Coordinate annotation records:
········
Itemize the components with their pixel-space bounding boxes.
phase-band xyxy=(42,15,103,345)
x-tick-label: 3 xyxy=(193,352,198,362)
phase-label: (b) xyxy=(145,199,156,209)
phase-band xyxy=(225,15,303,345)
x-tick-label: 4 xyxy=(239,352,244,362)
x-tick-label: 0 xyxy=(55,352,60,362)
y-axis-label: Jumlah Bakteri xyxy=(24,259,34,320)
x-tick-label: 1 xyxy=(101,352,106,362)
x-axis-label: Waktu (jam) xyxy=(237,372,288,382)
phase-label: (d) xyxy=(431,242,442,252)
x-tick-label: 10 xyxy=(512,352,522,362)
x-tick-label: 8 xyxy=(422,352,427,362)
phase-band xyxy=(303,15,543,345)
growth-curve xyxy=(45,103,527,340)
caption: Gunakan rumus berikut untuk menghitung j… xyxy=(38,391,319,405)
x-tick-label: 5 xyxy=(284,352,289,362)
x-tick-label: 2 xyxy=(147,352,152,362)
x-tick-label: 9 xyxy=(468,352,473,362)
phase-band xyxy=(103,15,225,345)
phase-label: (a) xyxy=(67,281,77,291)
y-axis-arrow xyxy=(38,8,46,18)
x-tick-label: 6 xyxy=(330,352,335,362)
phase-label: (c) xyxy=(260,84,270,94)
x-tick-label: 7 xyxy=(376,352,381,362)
········
### Set exercise
Rewrite the data above so that every "phase-band" becomes "phase-region", and leave everything else unchanged.

### Worked solution
Itemize the components with their pixel-space bounding boxes.
phase-region xyxy=(42,15,103,345)
x-tick-label: 3 xyxy=(193,352,198,362)
phase-label: (b) xyxy=(145,199,156,209)
phase-region xyxy=(225,15,303,345)
x-tick-label: 4 xyxy=(239,352,244,362)
x-tick-label: 0 xyxy=(55,352,60,362)
y-axis-label: Jumlah Bakteri xyxy=(24,259,34,320)
x-tick-label: 1 xyxy=(101,352,106,362)
x-axis-label: Waktu (jam) xyxy=(237,372,288,382)
phase-label: (d) xyxy=(431,242,442,252)
x-tick-label: 10 xyxy=(512,352,522,362)
x-tick-label: 8 xyxy=(422,352,427,362)
phase-region xyxy=(303,15,543,345)
growth-curve xyxy=(45,103,527,340)
caption: Gunakan rumus berikut untuk menghitung j… xyxy=(38,391,319,405)
x-tick-label: 5 xyxy=(284,352,289,362)
x-tick-label: 2 xyxy=(147,352,152,362)
x-tick-label: 9 xyxy=(468,352,473,362)
phase-region xyxy=(103,15,225,345)
phase-label: (a) xyxy=(67,281,77,291)
y-axis-arrow xyxy=(38,8,46,18)
x-tick-label: 6 xyxy=(330,352,335,362)
phase-label: (c) xyxy=(260,84,270,94)
x-tick-label: 7 xyxy=(376,352,381,362)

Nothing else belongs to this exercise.